[Stored data]
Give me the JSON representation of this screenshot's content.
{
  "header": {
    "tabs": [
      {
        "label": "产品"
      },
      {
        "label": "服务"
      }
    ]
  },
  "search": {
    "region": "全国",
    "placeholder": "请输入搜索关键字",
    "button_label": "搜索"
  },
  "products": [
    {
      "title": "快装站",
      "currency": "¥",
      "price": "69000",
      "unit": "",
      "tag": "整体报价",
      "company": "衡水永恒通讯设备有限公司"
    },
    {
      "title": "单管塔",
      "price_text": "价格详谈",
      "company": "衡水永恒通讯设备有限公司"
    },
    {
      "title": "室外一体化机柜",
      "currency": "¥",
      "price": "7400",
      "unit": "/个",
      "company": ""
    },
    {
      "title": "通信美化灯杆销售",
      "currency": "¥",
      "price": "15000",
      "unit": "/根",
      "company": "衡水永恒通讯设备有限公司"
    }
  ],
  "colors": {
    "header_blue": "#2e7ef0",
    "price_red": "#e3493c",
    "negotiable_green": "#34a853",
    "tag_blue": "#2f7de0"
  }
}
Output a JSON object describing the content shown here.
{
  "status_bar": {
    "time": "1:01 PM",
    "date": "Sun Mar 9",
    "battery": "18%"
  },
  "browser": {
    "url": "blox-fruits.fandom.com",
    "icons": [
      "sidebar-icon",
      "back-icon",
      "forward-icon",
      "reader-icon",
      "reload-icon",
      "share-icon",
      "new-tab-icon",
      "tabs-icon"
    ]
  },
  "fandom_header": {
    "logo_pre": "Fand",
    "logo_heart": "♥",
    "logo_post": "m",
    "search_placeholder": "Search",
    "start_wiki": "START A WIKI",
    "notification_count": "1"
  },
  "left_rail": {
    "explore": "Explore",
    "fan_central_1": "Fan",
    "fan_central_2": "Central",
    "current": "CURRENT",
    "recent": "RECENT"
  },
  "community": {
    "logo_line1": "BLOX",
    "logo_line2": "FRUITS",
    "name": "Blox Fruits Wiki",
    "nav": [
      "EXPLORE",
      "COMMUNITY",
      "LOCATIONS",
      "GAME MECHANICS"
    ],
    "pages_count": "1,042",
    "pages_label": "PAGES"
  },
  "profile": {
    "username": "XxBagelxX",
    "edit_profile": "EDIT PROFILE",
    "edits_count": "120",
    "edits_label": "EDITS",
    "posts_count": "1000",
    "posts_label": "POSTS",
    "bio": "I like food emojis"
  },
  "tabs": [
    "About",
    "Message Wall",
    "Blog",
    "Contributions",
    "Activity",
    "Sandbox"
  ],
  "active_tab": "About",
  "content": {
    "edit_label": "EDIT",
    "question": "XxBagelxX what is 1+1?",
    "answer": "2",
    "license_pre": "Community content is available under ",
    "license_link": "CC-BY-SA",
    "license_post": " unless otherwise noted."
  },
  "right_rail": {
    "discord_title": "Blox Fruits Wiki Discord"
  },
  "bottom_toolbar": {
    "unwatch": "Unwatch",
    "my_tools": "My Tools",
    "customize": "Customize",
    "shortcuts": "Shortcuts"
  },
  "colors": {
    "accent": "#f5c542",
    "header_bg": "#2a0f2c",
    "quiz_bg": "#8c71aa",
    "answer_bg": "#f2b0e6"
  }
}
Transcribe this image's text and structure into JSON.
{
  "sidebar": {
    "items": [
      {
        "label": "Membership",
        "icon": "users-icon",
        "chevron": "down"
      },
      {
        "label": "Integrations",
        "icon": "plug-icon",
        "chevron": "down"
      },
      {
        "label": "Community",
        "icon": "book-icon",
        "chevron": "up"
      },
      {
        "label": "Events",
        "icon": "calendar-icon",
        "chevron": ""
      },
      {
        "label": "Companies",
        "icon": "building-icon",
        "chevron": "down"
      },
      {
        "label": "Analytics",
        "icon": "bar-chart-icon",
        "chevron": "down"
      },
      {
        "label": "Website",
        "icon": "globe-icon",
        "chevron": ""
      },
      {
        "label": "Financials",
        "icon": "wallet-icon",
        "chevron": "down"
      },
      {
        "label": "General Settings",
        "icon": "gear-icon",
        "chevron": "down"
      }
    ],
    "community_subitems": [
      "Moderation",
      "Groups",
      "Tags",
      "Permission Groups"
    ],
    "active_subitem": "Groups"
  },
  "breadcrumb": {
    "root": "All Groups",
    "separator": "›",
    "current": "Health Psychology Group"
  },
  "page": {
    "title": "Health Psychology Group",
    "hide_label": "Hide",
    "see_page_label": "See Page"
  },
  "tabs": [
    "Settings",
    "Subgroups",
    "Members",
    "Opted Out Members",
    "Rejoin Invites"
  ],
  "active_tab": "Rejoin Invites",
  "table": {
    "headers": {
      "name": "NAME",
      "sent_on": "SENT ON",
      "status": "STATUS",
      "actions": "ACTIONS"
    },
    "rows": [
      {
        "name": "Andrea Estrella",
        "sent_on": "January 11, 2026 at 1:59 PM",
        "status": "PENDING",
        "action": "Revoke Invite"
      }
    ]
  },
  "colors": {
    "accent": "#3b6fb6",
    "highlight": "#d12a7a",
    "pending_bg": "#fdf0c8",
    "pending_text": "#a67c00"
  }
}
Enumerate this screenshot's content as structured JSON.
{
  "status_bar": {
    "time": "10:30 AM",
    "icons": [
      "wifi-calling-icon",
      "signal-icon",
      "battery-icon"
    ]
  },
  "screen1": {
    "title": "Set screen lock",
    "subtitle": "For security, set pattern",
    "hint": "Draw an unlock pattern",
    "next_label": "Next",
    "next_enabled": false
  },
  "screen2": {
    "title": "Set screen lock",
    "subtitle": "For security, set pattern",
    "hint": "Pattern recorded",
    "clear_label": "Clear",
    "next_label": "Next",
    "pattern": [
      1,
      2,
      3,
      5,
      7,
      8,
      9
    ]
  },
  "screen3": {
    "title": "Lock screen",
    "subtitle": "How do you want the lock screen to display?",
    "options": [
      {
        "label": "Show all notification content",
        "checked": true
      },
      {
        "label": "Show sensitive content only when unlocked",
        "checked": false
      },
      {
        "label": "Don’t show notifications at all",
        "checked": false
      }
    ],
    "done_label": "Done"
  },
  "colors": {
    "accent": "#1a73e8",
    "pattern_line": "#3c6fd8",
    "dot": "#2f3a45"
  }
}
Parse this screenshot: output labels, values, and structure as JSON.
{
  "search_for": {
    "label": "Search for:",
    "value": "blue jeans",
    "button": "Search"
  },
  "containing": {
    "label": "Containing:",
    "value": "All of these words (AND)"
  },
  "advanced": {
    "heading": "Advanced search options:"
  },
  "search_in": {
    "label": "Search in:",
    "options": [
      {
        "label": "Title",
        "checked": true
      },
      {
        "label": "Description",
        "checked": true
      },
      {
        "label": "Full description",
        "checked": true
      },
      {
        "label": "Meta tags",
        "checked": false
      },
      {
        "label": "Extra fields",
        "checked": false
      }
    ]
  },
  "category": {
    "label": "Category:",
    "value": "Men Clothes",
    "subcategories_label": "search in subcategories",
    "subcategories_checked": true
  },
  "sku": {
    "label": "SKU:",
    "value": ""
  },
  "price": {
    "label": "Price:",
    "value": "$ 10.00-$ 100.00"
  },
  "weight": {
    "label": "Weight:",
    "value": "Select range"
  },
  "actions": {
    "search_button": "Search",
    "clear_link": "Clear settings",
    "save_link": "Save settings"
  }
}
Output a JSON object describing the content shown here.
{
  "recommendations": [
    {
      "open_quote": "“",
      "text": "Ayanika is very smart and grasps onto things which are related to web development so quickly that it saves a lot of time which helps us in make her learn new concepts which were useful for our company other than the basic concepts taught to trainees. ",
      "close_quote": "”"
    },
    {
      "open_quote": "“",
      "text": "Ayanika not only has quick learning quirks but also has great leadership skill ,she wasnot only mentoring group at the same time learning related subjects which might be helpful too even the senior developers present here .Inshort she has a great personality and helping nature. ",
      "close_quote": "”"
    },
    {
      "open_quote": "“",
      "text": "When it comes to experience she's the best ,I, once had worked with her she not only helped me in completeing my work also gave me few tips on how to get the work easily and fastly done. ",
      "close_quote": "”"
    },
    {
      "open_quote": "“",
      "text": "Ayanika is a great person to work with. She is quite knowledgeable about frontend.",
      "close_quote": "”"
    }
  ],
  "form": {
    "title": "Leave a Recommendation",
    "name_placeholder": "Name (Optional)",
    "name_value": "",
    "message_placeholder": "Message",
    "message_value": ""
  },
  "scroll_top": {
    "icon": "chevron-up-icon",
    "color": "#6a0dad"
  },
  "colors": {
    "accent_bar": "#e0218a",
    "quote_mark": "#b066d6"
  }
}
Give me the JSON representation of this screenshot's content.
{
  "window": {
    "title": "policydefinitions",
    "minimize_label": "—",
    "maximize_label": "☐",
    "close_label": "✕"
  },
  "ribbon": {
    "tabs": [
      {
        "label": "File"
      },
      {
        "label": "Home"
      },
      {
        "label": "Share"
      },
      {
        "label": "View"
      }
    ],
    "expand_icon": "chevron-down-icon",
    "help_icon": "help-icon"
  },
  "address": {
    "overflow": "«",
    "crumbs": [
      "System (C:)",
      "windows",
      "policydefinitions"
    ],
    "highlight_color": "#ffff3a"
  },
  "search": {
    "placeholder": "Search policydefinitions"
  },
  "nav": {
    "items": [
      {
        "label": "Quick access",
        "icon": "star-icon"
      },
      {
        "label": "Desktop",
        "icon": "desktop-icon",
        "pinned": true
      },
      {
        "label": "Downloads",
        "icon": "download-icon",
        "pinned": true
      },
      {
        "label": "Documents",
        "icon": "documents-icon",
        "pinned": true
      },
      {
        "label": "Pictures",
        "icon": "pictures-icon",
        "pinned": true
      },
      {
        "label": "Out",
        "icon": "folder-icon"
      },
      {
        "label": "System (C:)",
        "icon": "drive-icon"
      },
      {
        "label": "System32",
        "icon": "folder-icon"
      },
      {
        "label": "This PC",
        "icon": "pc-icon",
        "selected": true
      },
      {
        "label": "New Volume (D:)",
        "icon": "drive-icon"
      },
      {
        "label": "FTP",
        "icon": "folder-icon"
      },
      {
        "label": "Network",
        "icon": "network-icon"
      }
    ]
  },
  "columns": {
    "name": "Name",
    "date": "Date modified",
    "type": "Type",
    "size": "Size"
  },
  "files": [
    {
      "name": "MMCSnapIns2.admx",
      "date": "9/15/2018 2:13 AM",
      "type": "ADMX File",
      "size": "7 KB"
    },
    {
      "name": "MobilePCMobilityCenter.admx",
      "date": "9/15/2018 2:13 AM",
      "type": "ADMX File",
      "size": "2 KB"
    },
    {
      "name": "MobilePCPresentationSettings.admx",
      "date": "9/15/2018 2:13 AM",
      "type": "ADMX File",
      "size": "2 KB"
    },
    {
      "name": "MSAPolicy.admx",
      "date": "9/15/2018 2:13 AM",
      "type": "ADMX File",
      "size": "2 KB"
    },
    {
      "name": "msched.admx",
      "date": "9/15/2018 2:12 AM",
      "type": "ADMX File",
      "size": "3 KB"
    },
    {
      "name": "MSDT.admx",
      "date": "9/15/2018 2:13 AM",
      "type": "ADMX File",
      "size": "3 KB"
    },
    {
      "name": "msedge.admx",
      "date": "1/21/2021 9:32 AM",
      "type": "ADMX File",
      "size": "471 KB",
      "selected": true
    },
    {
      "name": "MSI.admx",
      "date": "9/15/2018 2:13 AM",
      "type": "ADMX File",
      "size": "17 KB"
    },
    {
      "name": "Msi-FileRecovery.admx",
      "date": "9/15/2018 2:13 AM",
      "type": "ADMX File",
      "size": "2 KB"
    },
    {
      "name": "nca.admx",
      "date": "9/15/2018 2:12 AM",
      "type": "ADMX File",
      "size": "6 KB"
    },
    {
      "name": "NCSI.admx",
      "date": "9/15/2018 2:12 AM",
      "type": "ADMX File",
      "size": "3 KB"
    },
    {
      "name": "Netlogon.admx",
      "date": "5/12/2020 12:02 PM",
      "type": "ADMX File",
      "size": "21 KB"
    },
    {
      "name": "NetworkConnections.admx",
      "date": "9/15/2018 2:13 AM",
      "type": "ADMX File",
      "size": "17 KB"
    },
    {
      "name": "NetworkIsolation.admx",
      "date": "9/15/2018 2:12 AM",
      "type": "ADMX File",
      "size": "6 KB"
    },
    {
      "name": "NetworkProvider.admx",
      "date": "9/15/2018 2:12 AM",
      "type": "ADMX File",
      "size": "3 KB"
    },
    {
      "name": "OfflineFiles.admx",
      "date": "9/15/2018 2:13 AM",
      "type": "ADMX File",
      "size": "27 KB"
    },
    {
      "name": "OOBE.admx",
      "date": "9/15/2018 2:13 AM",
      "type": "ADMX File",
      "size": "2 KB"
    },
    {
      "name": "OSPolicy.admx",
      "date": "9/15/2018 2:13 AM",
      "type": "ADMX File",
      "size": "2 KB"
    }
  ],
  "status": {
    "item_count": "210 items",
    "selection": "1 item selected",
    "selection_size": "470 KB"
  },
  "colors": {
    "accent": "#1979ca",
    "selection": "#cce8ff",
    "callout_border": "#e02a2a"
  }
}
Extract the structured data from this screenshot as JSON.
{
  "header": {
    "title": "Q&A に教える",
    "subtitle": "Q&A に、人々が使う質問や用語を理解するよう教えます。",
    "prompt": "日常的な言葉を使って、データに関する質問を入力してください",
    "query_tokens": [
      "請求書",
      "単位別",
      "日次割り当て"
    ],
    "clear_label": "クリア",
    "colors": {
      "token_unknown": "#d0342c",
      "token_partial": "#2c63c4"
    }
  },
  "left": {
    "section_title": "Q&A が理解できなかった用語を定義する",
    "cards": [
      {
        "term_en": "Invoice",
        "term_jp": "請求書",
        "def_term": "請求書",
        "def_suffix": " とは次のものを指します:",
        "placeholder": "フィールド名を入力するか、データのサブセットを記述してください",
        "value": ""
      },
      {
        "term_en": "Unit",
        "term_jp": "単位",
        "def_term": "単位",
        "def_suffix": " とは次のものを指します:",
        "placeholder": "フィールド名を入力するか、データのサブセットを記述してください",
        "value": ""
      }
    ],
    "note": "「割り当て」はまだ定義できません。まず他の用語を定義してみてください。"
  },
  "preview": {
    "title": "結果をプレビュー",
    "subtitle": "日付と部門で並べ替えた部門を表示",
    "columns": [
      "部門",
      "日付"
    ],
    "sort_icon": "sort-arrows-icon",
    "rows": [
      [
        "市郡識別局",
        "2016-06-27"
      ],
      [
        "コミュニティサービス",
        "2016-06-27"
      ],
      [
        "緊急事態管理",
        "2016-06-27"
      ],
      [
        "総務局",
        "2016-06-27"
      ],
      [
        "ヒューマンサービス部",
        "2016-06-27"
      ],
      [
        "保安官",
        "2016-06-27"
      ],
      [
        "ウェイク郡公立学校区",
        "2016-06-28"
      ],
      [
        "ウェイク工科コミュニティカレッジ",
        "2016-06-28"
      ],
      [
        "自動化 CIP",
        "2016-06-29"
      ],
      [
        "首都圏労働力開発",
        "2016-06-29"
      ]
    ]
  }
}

▶ _EXERCISE_:
The lines to collect are those holding the string "Ayanika"; copy them all.

▶ _THE REPLY_:
      "text": "Ayanika is very smart and grasps onto things which are related to web development so quickly that it saves a lot of time which helps us in make her learn new concepts which were useful for our company other than the basic concepts taught to trainees. ",
      "text": "Ayanika not only has quick learning quirks but also has great leadership skill ,she wasnot only mentoring group at the same time learning related subjects which might be helpful too even the senior developers present here .Inshort she has a great personality and helping nature. ",
      "text": "Ayanika is a great person to work with. She is quite knowledgeable about frontend.",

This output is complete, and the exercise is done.